[begin GIVEN RECORDS]

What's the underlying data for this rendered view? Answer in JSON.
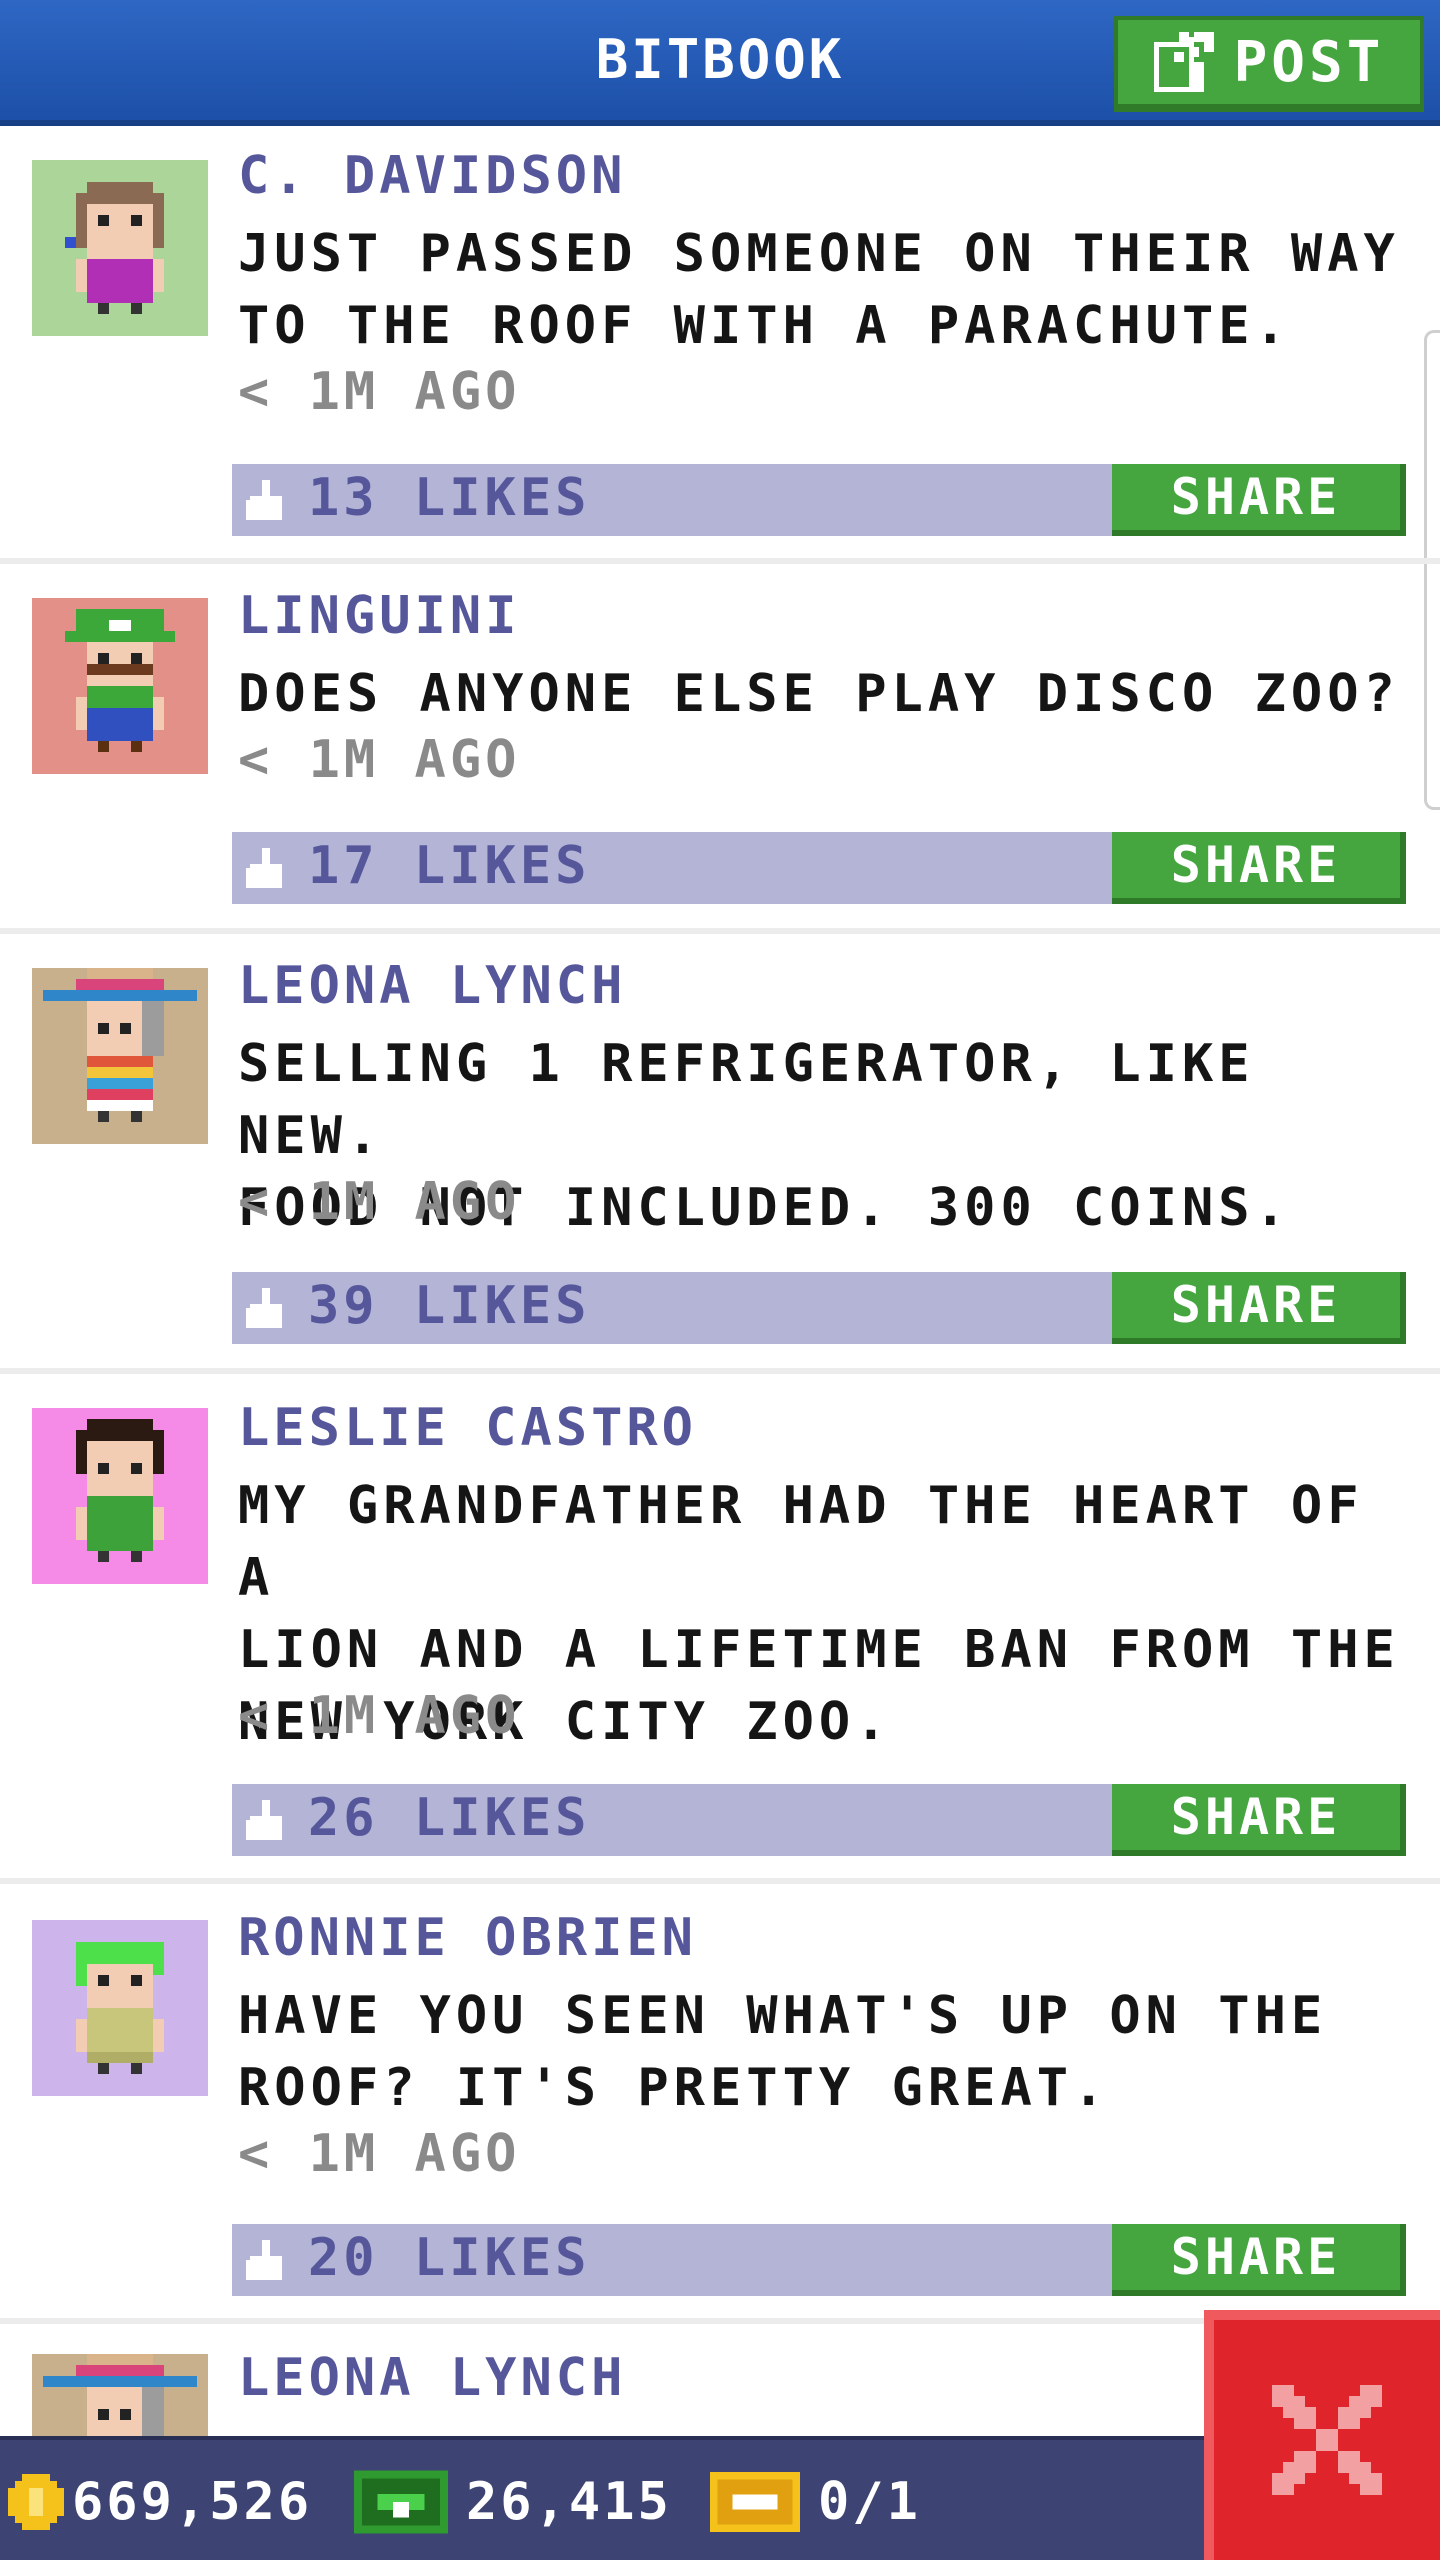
{
  "header": {
    "title": "BITBOOK",
    "post_label": "POST",
    "colors": {
      "header_blue": "#1d50a8",
      "button_green": "#45a53e"
    }
  },
  "posts": [
    {
      "author": "C. DAVIDSON",
      "text": "JUST PASSED SOMEONE ON THEIR WAY\nTO THE ROOF WITH A PARACHUTE.",
      "time": "< 1M AGO",
      "likes": "13 LIKES",
      "share": "SHARE",
      "avatar_bg": "#acd59a"
    },
    {
      "author": "LINGUINI",
      "text": "DOES ANYONE ELSE PLAY DISCO ZOO?",
      "time": "< 1M AGO",
      "likes": "17 LIKES",
      "share": "SHARE",
      "avatar_bg": "#e29088"
    },
    {
      "author": "LEONA LYNCH",
      "text": "SELLING 1 REFRIGERATOR, LIKE NEW.\nFOOD NOT INCLUDED. 300 COINS.",
      "time": "< 1M AGO",
      "likes": "39 LIKES",
      "share": "SHARE",
      "avatar_bg": "#c7b08b"
    },
    {
      "author": "LESLIE CASTRO",
      "text": "MY GRANDFATHER HAD THE HEART OF A\nLION AND A LIFETIME BAN FROM THE\nNEW YORK CITY ZOO.",
      "time": "< 1M AGO",
      "likes": "26 LIKES",
      "share": "SHARE",
      "avatar_bg": "#f58be6"
    },
    {
      "author": "RONNIE OBRIEN",
      "text": "HAVE YOU SEEN WHAT'S UP ON THE\nROOF? IT'S PRETTY GREAT.",
      "time": "< 1M AGO",
      "likes": "20 LIKES",
      "share": "SHARE",
      "avatar_bg": "#cdb4ea"
    },
    {
      "author": "LEONA LYNCH",
      "avatar_bg": "#c7b08b"
    }
  ],
  "bottom_bar": {
    "coins": "669,526",
    "bux": "26,415",
    "tickets": "0/1"
  },
  "close_icon": "close-x-icon"
}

[end GIVEN RECORDS]

▸ **EXERCISE REQUIREMENTS**:
Write out all the entries again, word for word, and print no images.

▸ **ANSWER TO THE PROBLEM**:
What's the underlying data for this rendered view? Answer in JSON.
{
  "header": {
    "title": "BITBOOK",
    "post_label": "POST",
    "colors": {
      "header_blue": "#1d50a8",
      "button_green": "#45a53e"
    }
  },
  "posts": [
    {
      "author": "C. DAVIDSON",
      "text": "JUST PASSED SOMEONE ON THEIR WAY\nTO THE ROOF WITH A PARACHUTE.",
      "time": "< 1M AGO",
      "likes": "13 LIKES",
      "share": "SHARE",
      "avatar_bg": "#acd59a"
    },
    {
      "author": "LINGUINI",
      "text": "DOES ANYONE ELSE PLAY DISCO ZOO?",
      "time": "< 1M AGO",
      "likes": "17 LIKES",
      "share": "SHARE",
      "avatar_bg": "#e29088"
    },
    {
      "author": "LEONA LYNCH",
      "text": "SELLING 1 REFRIGERATOR, LIKE NEW.\nFOOD NOT INCLUDED. 300 COINS.",
      "time": "< 1M AGO",
      "likes": "39 LIKES",
      "share": "SHARE",
      "avatar_bg": "#c7b08b"
    },
    {
      "author": "LESLIE CASTRO",
      "text": "MY GRANDFATHER HAD THE HEART OF A\nLION AND A LIFETIME BAN FROM THE\nNEW YORK CITY ZOO.",
      "time": "< 1M AGO",
      "likes": "26 LIKES",
      "share": "SHARE",
      "avatar_bg": "#f58be6"
    },
    {
      "author": "RONNIE OBRIEN",
      "text": "HAVE YOU SEEN WHAT'S UP ON THE\nROOF? IT'S PRETTY GREAT.",
      "time": "< 1M AGO",
      "likes": "20 LIKES",
      "share": "SHARE",
      "avatar_bg": "#cdb4ea"
    },
    {
      "author": "LEONA LYNCH",
      "avatar_bg": "#c7b08b"
    }
  ],
  "bottom_bar": {
    "coins": "669,526",
    "bux": "26,415",
    "tickets": "0/1"
  },
  "close_icon": "close-x-icon"
}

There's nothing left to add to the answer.